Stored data

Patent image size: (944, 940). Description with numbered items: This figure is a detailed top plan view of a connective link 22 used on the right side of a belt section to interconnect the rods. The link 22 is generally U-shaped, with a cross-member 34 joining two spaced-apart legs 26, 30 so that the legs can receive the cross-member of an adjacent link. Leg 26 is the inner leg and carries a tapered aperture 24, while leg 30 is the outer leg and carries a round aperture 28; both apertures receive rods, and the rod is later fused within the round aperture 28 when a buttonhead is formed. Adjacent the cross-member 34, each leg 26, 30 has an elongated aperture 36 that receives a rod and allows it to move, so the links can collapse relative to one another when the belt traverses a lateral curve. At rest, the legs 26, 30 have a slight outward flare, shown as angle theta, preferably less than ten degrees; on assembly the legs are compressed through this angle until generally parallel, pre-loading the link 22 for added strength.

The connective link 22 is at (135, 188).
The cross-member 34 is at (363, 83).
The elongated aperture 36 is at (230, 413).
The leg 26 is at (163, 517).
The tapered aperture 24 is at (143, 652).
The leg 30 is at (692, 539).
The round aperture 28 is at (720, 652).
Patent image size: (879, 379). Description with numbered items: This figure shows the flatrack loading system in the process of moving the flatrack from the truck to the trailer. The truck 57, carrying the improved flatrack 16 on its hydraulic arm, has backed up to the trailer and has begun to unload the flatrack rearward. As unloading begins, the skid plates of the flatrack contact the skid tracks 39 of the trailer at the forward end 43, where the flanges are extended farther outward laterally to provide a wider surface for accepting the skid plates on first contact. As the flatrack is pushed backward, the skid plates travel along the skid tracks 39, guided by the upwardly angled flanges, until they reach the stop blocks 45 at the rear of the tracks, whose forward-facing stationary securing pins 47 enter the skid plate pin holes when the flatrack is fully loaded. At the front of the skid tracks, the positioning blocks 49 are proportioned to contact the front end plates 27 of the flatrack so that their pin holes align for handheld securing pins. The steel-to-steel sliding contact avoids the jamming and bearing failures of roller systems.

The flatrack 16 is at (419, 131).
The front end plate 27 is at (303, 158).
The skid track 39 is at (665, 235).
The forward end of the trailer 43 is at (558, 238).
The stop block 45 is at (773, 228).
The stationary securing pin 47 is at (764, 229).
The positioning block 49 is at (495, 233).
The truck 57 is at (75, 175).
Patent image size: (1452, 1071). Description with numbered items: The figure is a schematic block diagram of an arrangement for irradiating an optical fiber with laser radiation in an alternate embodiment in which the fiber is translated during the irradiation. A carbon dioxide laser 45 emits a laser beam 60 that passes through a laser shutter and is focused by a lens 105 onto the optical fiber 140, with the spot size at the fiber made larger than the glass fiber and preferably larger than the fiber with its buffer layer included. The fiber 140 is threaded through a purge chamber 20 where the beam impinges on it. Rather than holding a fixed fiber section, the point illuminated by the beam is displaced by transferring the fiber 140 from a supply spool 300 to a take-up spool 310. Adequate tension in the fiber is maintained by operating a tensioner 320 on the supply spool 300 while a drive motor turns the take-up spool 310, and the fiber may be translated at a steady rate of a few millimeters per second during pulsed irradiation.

Given instruction >>
Copy every entry above word for word, in the same order.

Task result >>
Patent image size: (944, 940). Description with numbered items: This figure is a detailed top plan view of a connective link 22 used on the right side of a belt section to interconnect the rods. The link 22 is generally U-shaped, with a cross-member 34 joining two spaced-apart legs 26, 30 so that the legs can receive the cross-member of an adjacent link. Leg 26 is the inner leg and carries a tapered aperture 24, while leg 30 is the outer leg and carries a round aperture 28; both apertures receive rods, and the rod is later fused within the round aperture 28 when a buttonhead is formed. Adjacent the cross-member 34, each leg 26, 30 has an elongated aperture 36 that receives a rod and allows it to move, so the links can collapse relative to one another when the belt traverses a lateral curve. At rest, the legs 26, 30 have a slight outward flare, shown as angle theta, preferably less than ten degrees; on assembly the legs are compressed through this angle until generally parallel, pre-loading the link 22 for added strength.

The connective link 22 is at (135, 188).
The cross-member 34 is at (363, 83).
The elongated aperture 36 is at (230, 413).
The leg 26 is at (163, 517).
The tapered aperture 24 is at (143, 652).
The leg 30 is at (692, 539).
The round aperture 28 is at (720, 652).
Patent image size: (879, 379). Description with numbered items: This figure shows the flatrack loading system in the process of moving the flatrack from the truck to the trailer. The truck 57, carrying the improved flatrack 16 on its hydraulic arm, has backed up to the trailer and has begun to unload the flatrack rearward. As unloading begins, the skid plates of the flatrack contact the skid tracks 39 of the trailer at the forward end 43, where the flanges are extended farther outward laterally to provide a wider surface for accepting the skid plates on first contact. As the flatrack is pushed backward, the skid plates travel along the skid tracks 39, guided by the upwardly angled flanges, until they reach the stop blocks 45 at the rear of the tracks, whose forward-facing stationary securing pins 47 enter the skid plate pin holes when the flatrack is fully loaded. At the front of the skid tracks, the positioning blocks 49 are proportioned to contact the front end plates 27 of the flatrack so that their pin holes align for handheld securing pins. The steel-to-steel sliding contact avoids the jamming and bearing failures of roller systems.

The flatrack 16 is at (419, 131).
The front end plate 27 is at (303, 158).
The skid track 39 is at (665, 235).
The forward end of the trailer 43 is at (558, 238).
The stop block 45 is at (773, 228).
The stationary securing pin 47 is at (764, 229).
The positioning block 49 is at (495, 233).
The truck 57 is at (75, 175).
Patent image size: (1452, 1071). Description with numbered items: The figure is a schematic block diagram of an arrangement for irradiating an optical fiber with laser radiation in an alternate embodiment in which the fiber is translated during the irradiation. A carbon dioxide laser 45 emits a laser beam 60 that passes through a laser shutter and is focused by a lens 105 onto the optical fiber 140, with the spot size at the fiber made larger than the glass fiber and preferably larger than the fiber with its buffer layer included. The fiber 140 is threaded through a purge chamber 20 where the beam impinges on it. Rather than holding a fixed fiber section, the point illuminated by the beam is displaced by transferring the fiber 140 from a supply spool 300 to a take-up spool 310. Adequate tension in the fiber is maintained by operating a tensioner 320 on the supply spool 300 while a drive motor turns the take-up spool 310, and the fiber may be translated at a steady rate of a few millimeters per second during pulsed irradiation.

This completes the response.